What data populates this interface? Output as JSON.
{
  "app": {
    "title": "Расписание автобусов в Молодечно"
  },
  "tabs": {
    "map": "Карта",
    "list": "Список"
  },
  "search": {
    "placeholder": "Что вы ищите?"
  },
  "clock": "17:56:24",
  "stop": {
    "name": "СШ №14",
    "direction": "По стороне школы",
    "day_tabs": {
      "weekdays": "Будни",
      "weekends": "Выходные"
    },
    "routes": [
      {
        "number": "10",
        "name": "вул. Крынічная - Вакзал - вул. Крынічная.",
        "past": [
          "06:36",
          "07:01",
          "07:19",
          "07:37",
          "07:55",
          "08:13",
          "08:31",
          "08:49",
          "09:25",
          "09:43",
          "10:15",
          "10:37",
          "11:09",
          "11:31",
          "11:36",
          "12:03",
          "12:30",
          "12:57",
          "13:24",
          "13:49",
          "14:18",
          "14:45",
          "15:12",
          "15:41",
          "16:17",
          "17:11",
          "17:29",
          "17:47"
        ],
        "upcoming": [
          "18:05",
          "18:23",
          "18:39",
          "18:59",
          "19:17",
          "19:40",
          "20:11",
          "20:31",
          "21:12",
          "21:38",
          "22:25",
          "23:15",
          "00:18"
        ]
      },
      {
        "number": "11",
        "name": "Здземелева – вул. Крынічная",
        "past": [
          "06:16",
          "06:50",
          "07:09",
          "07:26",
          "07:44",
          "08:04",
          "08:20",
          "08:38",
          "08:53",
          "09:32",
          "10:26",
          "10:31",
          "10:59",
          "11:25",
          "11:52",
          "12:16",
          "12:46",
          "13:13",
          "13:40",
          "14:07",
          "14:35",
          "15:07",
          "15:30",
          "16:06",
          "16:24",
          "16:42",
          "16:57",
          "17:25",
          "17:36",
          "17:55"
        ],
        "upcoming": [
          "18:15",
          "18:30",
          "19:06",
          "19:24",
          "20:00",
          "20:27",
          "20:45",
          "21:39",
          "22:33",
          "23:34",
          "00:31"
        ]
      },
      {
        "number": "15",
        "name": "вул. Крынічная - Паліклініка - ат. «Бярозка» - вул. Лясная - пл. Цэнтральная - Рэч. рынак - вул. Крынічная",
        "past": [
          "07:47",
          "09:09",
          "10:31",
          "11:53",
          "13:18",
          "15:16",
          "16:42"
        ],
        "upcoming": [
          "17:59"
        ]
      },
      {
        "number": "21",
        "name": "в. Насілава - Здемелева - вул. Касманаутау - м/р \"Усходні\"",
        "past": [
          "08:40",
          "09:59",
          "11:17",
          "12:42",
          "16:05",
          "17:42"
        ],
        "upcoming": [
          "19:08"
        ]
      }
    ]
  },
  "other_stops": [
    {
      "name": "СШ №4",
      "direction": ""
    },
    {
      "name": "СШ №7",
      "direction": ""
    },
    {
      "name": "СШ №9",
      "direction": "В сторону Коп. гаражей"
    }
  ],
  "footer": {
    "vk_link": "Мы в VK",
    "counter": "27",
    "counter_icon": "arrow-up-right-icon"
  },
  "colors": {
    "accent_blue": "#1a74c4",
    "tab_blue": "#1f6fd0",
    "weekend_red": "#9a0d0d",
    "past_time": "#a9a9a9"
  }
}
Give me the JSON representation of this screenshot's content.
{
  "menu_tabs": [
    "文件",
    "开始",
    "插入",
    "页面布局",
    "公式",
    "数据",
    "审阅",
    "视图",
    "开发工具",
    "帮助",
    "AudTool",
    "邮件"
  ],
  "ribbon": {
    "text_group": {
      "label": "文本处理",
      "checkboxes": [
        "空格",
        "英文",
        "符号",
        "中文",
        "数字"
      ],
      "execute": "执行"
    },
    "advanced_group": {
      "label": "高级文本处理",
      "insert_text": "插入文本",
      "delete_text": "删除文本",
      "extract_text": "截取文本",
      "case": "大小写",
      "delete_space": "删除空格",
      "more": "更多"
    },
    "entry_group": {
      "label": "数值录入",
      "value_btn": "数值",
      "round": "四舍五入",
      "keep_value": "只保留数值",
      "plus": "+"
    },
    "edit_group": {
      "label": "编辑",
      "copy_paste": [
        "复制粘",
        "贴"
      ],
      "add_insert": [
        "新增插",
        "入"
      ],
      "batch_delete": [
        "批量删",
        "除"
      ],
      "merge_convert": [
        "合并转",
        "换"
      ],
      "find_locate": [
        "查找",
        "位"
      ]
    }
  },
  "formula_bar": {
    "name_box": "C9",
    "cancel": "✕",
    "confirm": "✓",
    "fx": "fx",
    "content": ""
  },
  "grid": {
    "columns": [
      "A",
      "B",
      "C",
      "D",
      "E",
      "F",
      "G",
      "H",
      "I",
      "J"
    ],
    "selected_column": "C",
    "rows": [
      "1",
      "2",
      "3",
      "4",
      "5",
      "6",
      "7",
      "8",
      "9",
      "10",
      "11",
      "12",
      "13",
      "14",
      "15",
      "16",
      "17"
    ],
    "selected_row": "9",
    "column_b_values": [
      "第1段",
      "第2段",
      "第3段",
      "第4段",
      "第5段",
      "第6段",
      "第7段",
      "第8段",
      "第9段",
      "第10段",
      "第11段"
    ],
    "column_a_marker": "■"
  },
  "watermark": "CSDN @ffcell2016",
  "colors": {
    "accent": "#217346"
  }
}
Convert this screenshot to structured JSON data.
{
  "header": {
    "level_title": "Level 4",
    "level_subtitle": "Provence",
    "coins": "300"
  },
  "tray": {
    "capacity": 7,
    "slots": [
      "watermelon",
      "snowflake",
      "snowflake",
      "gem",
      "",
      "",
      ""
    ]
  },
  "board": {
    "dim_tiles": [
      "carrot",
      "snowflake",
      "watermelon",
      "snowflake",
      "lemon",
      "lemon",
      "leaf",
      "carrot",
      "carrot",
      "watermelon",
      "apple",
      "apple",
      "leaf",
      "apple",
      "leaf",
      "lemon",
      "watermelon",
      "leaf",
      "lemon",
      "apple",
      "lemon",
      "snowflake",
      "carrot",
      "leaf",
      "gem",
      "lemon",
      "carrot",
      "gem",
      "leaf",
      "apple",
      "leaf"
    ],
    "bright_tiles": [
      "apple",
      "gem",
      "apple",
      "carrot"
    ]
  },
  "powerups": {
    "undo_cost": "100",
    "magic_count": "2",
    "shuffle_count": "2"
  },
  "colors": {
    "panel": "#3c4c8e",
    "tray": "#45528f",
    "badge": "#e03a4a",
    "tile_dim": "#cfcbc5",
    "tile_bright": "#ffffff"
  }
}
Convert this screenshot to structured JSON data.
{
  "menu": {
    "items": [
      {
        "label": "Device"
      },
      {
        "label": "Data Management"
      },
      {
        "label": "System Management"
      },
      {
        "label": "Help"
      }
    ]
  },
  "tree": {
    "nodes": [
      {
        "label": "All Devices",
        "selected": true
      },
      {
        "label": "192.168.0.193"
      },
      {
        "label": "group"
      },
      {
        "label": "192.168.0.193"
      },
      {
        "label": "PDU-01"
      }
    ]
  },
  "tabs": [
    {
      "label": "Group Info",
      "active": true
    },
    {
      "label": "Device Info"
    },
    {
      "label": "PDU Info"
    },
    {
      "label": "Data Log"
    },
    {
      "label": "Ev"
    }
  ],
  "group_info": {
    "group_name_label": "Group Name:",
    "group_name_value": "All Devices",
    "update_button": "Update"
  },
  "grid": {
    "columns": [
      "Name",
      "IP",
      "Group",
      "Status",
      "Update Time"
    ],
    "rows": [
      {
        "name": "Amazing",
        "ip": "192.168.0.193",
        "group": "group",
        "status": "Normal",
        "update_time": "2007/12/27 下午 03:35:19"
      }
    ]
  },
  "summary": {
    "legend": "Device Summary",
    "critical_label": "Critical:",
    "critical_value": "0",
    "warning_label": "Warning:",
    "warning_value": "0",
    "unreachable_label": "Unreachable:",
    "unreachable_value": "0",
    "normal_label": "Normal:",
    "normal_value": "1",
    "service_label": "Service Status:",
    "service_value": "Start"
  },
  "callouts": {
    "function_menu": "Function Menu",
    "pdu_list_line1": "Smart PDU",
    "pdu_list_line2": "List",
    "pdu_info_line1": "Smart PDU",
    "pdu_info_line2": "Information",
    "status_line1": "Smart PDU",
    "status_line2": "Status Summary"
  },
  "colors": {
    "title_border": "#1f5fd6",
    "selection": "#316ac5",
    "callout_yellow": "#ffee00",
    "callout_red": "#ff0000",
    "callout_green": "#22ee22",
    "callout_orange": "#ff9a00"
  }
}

__Goal__
Tally the lines above containing "Крынічная". Answer with the count only.

__Response to the task__
3